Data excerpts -
— begin —

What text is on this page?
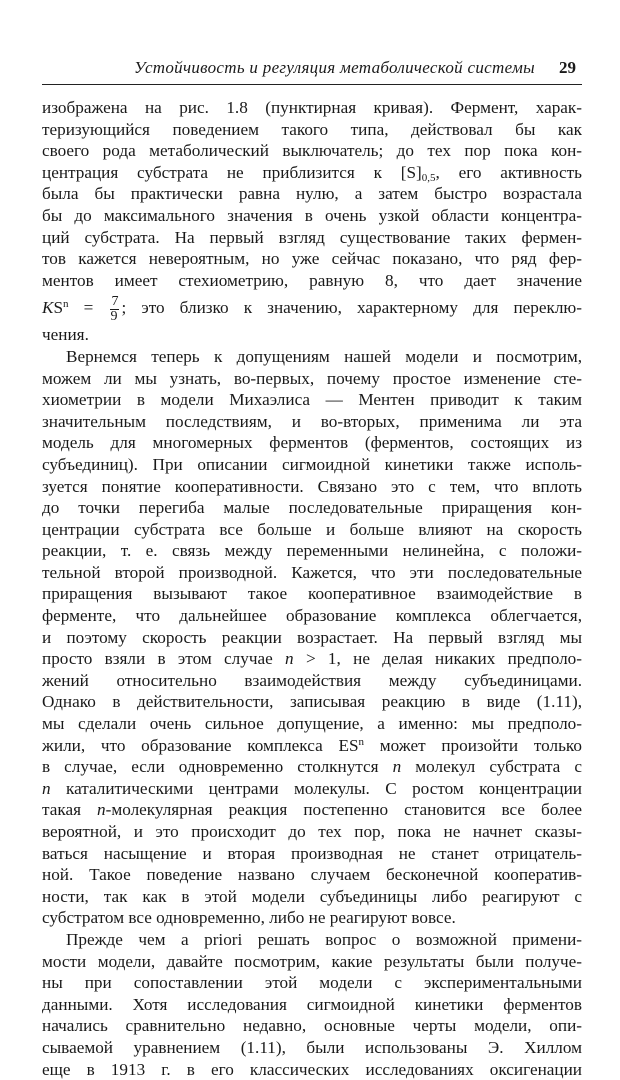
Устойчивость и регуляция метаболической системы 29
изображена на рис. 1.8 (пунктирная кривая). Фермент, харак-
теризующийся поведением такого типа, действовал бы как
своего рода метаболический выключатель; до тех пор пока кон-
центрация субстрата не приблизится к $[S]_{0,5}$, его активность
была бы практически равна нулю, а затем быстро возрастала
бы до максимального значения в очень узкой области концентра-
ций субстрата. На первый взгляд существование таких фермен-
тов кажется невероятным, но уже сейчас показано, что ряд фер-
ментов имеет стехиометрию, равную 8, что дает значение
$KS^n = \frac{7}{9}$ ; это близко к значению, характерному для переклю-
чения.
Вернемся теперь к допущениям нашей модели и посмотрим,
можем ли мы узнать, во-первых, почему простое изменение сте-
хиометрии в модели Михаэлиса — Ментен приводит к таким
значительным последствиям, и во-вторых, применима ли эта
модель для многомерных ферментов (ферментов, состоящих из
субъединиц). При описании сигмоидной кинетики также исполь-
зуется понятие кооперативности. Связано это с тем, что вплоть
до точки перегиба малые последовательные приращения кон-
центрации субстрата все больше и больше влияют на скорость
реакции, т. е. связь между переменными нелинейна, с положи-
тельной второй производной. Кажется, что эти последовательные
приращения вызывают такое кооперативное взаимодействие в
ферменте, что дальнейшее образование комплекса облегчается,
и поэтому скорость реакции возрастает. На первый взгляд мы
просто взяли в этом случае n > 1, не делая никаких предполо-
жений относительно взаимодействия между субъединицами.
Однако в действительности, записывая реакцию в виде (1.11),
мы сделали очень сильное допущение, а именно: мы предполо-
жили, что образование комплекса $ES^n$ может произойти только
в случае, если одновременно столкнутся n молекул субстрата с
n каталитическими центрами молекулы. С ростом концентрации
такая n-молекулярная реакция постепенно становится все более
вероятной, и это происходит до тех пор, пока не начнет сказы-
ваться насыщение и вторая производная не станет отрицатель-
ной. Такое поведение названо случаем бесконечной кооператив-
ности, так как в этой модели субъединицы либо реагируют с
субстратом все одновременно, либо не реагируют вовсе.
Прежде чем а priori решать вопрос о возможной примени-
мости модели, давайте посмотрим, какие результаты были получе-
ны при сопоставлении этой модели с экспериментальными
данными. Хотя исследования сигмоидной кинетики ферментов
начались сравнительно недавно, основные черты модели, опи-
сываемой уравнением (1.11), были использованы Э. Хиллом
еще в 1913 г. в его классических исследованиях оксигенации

— end —

EXERCISE PROMPT - Within the material above, find the lines that contain the word "реакции"; copy them.

TASK OUTPUT -
реакции, т. е. связь между переменными нелинейна, с положи-
и поэтому скорость реакции возрастает. На первый взгляд мы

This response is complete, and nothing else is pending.